** Begin Information supplied **
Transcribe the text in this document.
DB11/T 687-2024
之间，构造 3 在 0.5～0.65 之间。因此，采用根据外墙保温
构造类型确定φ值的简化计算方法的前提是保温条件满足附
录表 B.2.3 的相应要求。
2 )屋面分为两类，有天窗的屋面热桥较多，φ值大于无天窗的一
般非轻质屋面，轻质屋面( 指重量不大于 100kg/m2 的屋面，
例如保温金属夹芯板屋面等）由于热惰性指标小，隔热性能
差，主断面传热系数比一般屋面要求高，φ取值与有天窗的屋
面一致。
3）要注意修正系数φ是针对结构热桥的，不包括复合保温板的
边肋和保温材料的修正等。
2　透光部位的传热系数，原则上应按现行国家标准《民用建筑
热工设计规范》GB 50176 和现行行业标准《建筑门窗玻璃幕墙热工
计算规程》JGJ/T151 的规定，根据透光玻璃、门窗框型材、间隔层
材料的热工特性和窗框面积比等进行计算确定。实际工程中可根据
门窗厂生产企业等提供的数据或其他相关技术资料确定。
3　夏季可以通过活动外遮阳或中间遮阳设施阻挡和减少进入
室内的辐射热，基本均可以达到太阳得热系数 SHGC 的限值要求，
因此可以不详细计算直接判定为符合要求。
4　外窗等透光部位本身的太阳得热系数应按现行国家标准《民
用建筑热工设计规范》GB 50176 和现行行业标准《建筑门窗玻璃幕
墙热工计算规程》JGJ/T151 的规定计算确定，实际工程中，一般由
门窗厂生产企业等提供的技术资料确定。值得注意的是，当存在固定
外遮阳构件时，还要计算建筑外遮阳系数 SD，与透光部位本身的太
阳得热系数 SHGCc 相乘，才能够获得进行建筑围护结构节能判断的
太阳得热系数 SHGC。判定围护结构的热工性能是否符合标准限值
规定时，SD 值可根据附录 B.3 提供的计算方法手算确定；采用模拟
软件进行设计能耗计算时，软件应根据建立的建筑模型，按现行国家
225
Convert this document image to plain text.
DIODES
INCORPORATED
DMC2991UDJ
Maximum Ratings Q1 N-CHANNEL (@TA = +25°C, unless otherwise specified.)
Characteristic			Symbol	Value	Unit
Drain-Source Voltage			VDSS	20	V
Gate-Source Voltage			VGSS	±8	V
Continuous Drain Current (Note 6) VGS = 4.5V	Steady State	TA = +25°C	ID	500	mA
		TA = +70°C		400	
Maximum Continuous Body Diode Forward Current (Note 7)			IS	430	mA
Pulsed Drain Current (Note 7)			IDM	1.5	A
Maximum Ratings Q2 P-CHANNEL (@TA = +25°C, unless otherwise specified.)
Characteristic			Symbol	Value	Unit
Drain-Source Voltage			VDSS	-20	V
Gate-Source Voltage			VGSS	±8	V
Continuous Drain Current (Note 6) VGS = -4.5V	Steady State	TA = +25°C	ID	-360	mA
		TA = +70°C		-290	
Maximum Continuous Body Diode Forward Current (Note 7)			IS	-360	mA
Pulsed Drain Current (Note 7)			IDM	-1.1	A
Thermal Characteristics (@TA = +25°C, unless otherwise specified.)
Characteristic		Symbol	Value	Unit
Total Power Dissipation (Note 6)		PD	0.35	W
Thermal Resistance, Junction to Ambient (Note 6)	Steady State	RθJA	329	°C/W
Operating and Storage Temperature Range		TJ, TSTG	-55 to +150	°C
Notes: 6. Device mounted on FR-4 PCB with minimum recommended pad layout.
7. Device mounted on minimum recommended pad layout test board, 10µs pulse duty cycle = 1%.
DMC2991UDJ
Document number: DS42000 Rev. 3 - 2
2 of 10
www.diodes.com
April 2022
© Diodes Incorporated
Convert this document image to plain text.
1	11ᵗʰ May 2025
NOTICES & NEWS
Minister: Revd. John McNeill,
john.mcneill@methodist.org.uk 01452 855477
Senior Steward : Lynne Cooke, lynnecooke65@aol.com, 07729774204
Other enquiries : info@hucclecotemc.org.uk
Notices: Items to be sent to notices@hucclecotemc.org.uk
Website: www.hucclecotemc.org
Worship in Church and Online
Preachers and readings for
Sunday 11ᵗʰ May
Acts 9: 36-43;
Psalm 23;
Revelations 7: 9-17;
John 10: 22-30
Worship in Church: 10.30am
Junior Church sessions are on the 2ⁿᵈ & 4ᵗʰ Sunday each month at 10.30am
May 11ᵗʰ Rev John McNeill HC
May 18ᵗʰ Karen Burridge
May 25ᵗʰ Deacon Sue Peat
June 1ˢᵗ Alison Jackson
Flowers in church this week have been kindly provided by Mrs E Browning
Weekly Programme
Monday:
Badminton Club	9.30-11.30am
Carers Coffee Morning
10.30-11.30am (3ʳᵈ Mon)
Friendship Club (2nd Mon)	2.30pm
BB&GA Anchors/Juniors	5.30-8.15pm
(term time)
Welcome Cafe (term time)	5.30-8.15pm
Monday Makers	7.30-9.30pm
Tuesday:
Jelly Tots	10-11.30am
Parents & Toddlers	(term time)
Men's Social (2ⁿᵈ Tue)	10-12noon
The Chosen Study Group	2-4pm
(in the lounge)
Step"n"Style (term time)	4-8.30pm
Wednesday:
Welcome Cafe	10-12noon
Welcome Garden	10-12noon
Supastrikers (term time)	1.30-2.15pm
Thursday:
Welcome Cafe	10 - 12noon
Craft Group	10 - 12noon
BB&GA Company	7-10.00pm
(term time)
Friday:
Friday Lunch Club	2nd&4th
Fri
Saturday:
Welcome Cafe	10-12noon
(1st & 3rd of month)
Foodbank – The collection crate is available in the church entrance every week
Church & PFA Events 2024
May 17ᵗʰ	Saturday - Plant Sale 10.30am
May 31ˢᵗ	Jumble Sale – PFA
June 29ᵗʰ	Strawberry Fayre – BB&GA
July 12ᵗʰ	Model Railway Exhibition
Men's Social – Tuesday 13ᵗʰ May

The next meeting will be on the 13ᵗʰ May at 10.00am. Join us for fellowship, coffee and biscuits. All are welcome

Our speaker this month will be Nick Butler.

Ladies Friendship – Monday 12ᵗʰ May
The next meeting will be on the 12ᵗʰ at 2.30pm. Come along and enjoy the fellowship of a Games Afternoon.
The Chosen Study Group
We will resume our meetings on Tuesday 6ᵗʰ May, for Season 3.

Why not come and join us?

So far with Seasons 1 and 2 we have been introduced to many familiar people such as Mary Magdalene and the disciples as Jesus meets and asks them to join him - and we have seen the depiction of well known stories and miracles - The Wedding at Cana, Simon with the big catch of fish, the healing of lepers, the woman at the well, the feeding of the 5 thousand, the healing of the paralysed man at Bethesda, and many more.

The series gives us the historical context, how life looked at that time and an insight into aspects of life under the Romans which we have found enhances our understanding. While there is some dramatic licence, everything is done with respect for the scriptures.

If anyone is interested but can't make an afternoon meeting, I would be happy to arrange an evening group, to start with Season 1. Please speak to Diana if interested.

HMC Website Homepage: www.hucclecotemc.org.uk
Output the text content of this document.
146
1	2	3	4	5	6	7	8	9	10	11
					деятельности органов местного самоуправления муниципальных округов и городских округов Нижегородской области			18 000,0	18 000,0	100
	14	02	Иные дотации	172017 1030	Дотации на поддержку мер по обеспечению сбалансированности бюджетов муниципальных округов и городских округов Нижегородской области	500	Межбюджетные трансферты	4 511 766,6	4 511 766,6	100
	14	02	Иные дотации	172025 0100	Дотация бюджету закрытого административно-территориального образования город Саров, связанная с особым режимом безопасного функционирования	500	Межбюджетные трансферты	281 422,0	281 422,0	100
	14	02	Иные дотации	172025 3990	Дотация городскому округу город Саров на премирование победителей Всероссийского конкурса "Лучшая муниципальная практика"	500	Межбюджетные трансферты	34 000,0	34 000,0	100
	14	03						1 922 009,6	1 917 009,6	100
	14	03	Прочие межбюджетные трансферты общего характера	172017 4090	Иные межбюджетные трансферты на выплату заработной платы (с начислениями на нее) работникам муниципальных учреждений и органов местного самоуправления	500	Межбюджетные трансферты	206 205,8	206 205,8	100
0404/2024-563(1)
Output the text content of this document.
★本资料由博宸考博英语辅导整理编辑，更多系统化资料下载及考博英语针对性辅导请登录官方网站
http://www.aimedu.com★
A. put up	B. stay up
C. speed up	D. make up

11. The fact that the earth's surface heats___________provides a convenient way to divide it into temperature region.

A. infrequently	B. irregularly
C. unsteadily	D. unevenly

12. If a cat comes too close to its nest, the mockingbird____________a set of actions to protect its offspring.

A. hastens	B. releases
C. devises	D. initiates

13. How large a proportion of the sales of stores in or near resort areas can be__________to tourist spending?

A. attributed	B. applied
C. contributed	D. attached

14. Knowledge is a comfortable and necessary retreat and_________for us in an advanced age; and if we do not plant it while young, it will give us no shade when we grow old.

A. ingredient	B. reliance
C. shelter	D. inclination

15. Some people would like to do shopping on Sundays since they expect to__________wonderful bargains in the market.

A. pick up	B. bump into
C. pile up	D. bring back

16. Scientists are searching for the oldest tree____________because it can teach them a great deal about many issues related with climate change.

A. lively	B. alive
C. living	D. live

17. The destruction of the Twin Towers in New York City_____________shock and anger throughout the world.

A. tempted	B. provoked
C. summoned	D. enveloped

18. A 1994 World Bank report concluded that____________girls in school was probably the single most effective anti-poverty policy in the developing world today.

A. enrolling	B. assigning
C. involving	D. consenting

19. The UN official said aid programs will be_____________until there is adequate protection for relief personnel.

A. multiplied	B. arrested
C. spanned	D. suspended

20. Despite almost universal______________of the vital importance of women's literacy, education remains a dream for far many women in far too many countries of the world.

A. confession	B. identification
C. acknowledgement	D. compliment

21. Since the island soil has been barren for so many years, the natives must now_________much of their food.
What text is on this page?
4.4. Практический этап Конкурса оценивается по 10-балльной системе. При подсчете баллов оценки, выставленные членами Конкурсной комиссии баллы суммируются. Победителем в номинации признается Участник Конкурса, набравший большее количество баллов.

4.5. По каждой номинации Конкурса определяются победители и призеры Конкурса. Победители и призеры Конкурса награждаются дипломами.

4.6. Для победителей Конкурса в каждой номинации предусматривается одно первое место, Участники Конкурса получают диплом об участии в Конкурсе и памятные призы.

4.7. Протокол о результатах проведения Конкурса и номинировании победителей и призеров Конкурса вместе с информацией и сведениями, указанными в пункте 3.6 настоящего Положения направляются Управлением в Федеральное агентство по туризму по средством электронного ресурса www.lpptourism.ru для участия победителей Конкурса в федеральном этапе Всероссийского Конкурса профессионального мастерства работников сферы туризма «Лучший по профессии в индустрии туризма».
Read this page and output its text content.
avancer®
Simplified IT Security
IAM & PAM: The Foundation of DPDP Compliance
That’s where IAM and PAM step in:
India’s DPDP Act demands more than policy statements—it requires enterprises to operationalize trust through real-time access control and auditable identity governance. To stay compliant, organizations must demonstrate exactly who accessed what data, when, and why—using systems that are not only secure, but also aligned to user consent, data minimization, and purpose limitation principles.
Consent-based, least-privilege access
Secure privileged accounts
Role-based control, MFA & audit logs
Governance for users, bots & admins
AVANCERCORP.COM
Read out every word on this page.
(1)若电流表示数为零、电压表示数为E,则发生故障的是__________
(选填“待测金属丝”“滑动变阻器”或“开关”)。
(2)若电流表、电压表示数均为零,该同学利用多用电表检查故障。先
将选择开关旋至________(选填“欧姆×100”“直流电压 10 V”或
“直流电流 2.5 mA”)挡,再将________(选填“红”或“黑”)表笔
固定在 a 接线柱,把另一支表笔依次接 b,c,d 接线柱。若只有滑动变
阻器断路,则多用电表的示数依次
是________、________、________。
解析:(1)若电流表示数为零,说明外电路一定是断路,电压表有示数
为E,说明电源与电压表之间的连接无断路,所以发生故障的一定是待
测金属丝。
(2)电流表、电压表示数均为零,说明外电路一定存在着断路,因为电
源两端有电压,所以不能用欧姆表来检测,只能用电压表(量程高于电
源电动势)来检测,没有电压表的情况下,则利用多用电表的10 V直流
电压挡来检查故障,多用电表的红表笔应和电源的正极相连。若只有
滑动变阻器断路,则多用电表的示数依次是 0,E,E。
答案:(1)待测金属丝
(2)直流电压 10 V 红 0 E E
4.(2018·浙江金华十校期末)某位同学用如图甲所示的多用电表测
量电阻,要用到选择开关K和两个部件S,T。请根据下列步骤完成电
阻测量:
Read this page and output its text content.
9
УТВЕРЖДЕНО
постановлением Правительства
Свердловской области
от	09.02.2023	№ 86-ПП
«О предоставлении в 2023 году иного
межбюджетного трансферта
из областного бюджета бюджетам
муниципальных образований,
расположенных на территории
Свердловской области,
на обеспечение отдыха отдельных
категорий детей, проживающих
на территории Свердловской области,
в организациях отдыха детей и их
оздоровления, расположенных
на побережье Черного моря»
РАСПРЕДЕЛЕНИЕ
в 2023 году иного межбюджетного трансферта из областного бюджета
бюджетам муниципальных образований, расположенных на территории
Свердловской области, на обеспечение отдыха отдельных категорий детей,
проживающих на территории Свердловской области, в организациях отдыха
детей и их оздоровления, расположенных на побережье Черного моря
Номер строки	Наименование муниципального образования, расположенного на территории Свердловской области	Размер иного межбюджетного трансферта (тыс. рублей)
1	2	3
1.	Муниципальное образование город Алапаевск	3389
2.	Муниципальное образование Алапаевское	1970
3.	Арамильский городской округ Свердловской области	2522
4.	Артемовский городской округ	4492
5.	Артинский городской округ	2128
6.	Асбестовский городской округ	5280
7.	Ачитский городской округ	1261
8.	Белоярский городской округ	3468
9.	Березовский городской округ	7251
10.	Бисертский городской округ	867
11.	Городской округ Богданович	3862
** End Information supplied **
What you need to do:
Look through the entries above and list every line containing "month".

Solution for this exercise:
Junior Church sessions are on the 2ⁿᵈ & 4ᵗʰ Sunday each month at 10.30am
(1st & 3rd of month)
Our speaker this month will be Nick Butler.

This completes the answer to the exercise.